• **STORED DATA**
####################

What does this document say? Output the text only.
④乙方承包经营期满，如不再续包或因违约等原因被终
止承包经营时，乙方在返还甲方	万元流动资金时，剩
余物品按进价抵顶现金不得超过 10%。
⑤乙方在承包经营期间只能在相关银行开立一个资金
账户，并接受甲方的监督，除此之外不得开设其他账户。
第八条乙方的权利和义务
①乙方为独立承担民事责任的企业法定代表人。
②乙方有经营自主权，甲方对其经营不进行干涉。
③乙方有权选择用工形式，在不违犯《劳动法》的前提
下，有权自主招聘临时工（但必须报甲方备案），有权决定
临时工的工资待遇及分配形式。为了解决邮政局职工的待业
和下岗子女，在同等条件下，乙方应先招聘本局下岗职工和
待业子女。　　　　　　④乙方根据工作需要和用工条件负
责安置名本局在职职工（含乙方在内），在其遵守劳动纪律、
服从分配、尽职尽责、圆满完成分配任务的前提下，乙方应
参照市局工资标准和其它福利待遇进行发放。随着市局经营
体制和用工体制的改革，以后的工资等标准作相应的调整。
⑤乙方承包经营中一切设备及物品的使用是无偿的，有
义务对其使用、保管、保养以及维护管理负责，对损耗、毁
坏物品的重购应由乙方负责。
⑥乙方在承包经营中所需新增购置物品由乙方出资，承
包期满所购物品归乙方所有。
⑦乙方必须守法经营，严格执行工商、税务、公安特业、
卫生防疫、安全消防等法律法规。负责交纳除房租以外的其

####################

• **EXERCISE OBJECTIVE**
Write the whole listing out again. Keep every line exactly as it is.

• **FINAL RESULT**
What does this document say? Output the text only.
④乙方承包经营期满，如不再续包或因违约等原因被终
止承包经营时，乙方在返还甲方	万元流动资金时，剩
余物品按进价抵顶现金不得超过 10%。
⑤乙方在承包经营期间只能在相关银行开立一个资金
账户，并接受甲方的监督，除此之外不得开设其他账户。
第八条乙方的权利和义务
①乙方为独立承担民事责任的企业法定代表人。
②乙方有经营自主权，甲方对其经营不进行干涉。
③乙方有权选择用工形式，在不违犯《劳动法》的前提
下，有权自主招聘临时工（但必须报甲方备案），有权决定
临时工的工资待遇及分配形式。为了解决邮政局职工的待业
和下岗子女，在同等条件下，乙方应先招聘本局下岗职工和
待业子女。　　　　　　④乙方根据工作需要和用工条件负
责安置名本局在职职工（含乙方在内），在其遵守劳动纪律、
服从分配、尽职尽责、圆满完成分配任务的前提下，乙方应
参照市局工资标准和其它福利待遇进行发放。随着市局经营
体制和用工体制的改革，以后的工资等标准作相应的调整。
⑤乙方承包经营中一切设备及物品的使用是无偿的，有
义务对其使用、保管、保养以及维护管理负责，对损耗、毁
坏物品的重购应由乙方负责。
⑥乙方在承包经营中所需新增购置物品由乙方出资，承
包期满所购物品归乙方所有。
⑦乙方必须守法经营，严格执行工商、税务、公安特业、
卫生防疫、安全消防等法律法规。负责交纳除房租以外的其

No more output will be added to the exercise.